• **Materials provided**:
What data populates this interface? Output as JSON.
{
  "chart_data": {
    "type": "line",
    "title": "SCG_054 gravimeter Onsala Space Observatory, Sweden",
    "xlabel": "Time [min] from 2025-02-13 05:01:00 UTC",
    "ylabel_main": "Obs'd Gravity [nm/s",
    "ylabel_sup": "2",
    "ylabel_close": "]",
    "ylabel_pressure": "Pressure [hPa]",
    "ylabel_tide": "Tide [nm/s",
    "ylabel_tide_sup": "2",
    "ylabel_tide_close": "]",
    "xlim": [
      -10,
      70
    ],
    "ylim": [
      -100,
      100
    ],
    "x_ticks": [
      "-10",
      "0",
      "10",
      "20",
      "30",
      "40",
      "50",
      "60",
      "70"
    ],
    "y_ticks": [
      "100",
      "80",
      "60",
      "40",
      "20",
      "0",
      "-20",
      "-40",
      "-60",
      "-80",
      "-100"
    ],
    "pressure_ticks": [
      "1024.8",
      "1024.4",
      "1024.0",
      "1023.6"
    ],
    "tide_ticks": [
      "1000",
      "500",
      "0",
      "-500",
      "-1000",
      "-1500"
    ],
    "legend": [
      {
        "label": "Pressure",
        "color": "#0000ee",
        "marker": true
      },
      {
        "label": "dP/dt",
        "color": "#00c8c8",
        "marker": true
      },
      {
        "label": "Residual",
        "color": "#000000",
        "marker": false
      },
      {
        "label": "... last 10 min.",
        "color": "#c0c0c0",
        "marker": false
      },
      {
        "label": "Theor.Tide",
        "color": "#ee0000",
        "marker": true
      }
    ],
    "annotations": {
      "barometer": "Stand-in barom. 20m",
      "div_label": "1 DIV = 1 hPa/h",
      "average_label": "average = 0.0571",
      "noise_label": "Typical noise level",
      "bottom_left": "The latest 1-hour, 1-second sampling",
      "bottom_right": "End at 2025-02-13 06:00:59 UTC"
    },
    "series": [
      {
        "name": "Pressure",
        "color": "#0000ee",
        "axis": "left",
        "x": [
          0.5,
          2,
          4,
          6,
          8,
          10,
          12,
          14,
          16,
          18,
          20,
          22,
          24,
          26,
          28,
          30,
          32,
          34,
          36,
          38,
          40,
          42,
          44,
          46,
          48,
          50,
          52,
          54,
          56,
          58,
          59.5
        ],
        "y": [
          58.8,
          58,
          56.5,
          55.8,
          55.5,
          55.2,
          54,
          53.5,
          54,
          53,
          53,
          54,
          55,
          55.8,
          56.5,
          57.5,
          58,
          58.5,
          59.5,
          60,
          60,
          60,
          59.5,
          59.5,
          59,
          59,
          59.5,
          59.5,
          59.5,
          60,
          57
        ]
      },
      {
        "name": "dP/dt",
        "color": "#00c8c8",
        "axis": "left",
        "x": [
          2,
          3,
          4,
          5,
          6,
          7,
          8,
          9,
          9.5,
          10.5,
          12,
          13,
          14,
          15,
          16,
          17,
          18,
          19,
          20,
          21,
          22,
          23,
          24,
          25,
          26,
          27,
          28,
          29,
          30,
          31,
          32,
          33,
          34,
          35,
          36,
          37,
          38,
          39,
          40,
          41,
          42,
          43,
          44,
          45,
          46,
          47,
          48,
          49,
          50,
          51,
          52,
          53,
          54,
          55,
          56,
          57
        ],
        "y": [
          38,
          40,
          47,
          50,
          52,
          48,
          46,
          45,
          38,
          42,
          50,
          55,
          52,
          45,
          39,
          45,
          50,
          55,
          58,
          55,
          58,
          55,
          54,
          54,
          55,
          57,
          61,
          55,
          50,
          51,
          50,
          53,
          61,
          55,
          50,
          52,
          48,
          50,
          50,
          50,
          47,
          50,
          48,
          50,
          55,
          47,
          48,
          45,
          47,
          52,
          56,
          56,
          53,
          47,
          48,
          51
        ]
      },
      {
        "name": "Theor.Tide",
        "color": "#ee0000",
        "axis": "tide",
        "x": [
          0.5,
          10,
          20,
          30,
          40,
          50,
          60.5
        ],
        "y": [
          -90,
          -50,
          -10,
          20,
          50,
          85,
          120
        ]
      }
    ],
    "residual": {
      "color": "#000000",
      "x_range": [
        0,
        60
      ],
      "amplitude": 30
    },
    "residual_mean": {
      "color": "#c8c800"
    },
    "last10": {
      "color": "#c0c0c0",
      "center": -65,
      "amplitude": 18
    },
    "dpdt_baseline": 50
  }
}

• **What is asked**: Write the data out again in full and exactly.

• **Written solution**:
What data populates this interface? Output as JSON.
{
  "chart_data": {
    "type": "line",
    "title": "SCG_054 gravimeter Onsala Space Observatory, Sweden",
    "xlabel": "Time [min] from 2025-02-13 05:01:00 UTC",
    "ylabel_main": "Obs'd Gravity [nm/s",
    "ylabel_sup": "2",
    "ylabel_close": "]",
    "ylabel_pressure": "Pressure [hPa]",
    "ylabel_tide": "Tide [nm/s",
    "ylabel_tide_sup": "2",
    "ylabel_tide_close": "]",
    "xlim": [
      -10,
      70
    ],
    "ylim": [
      -100,
      100
    ],
    "x_ticks": [
      "-10",
      "0",
      "10",
      "20",
      "30",
      "40",
      "50",
      "60",
      "70"
    ],
    "y_ticks": [
      "100",
      "80",
      "60",
      "40",
      "20",
      "0",
      "-20",
      "-40",
      "-60",
      "-80",
      "-100"
    ],
    "pressure_ticks": [
      "1024.8",
      "1024.4",
      "1024.0",
      "1023.6"
    ],
    "tide_ticks": [
      "1000",
      "500",
      "0",
      "-500",
      "-1000",
      "-1500"
    ],
    "legend": [
      {
        "label": "Pressure",
        "color": "#0000ee",
        "marker": true
      },
      {
        "label": "dP/dt",
        "color": "#00c8c8",
        "marker": true
      },
      {
        "label": "Residual",
        "color": "#000000",
        "marker": false
      },
      {
        "label": "... last 10 min.",
        "color": "#c0c0c0",
        "marker": false
      },
      {
        "label": "Theor.Tide",
        "color": "#ee0000",
        "marker": true
      }
    ],
    "annotations": {
      "barometer": "Stand-in barom. 20m",
      "div_label": "1 DIV = 1 hPa/h",
      "average_label": "average = 0.0571",
      "noise_label": "Typical noise level",
      "bottom_left": "The latest 1-hour, 1-second sampling",
      "bottom_right": "End at 2025-02-13 06:00:59 UTC"
    },
    "series": [
      {
        "name": "Pressure",
        "color": "#0000ee",
        "axis": "left",
        "x": [
          0.5,
          2,
          4,
          6,
          8,
          10,
          12,
          14,
          16,
          18,
          20,
          22,
          24,
          26,
          28,
          30,
          32,
          34,
          36,
          38,
          40,
          42,
          44,
          46,
          48,
          50,
          52,
          54,
          56,
          58,
          59.5
        ],
        "y": [
          58.8,
          58,
          56.5,
          55.8,
          55.5,
          55.2,
          54,
          53.5,
          54,
          53,
          53,
          54,
          55,
          55.8,
          56.5,
          57.5,
          58,
          58.5,
          59.5,
          60,
          60,
          60,
          59.5,
          59.5,
          59,
          59,
          59.5,
          59.5,
          59.5,
          60,
          57
        ]
      },
      {
        "name": "dP/dt",
        "color": "#00c8c8",
        "axis": "left",
        "x": [
          2,
          3,
          4,
          5,
          6,
          7,
          8,
          9,
          9.5,
          10.5,
          12,
          13,
          14,
          15,
          16,
          17,
          18,
          19,
          20,
          21,
          22,
          23,
          24,
          25,
          26,
          27,
          28,
          29,
          30,
          31,
          32,
          33,
          34,
          35,
          36,
          37,
          38,
          39,
          40,
          41,
          42,
          43,
          44,
          45,
          46,
          47,
          48,
          49,
          50,
          51,
          52,
          53,
          54,
          55,
          56,
          57
        ],
        "y": [
          38,
          40,
          47,
          50,
          52,
          48,
          46,
          45,
          38,
          42,
          50,
          55,
          52,
          45,
          39,
          45,
          50,
          55,
          58,
          55,
          58,
          55,
          54,
          54,
          55,
          57,
          61,
          55,
          50,
          51,
          50,
          53,
          61,
          55,
          50,
          52,
          48,
          50,
          50,
          50,
          47,
          50,
          48,
          50,
          55,
          47,
          48,
          45,
          47,
          52,
          56,
          56,
          53,
          47,
          48,
          51
        ]
      },
      {
        "name": "Theor.Tide",
        "color": "#ee0000",
        "axis": "tide",
        "x": [
          0.5,
          10,
          20,
          30,
          40,
          50,
          60.5
        ],
        "y": [
          -90,
          -50,
          -10,
          20,
          50,
          85,
          120
        ]
      }
    ],
    "residual": {
      "color": "#000000",
      "x_range": [
        0,
        60
      ],
      "amplitude": 30
    },
    "residual_mean": {
      "color": "#c8c800"
    },
    "last10": {
      "color": "#c0c0c0",
      "center": -65,
      "amplitude": 18
    },
    "dpdt_baseline": 50
  }
}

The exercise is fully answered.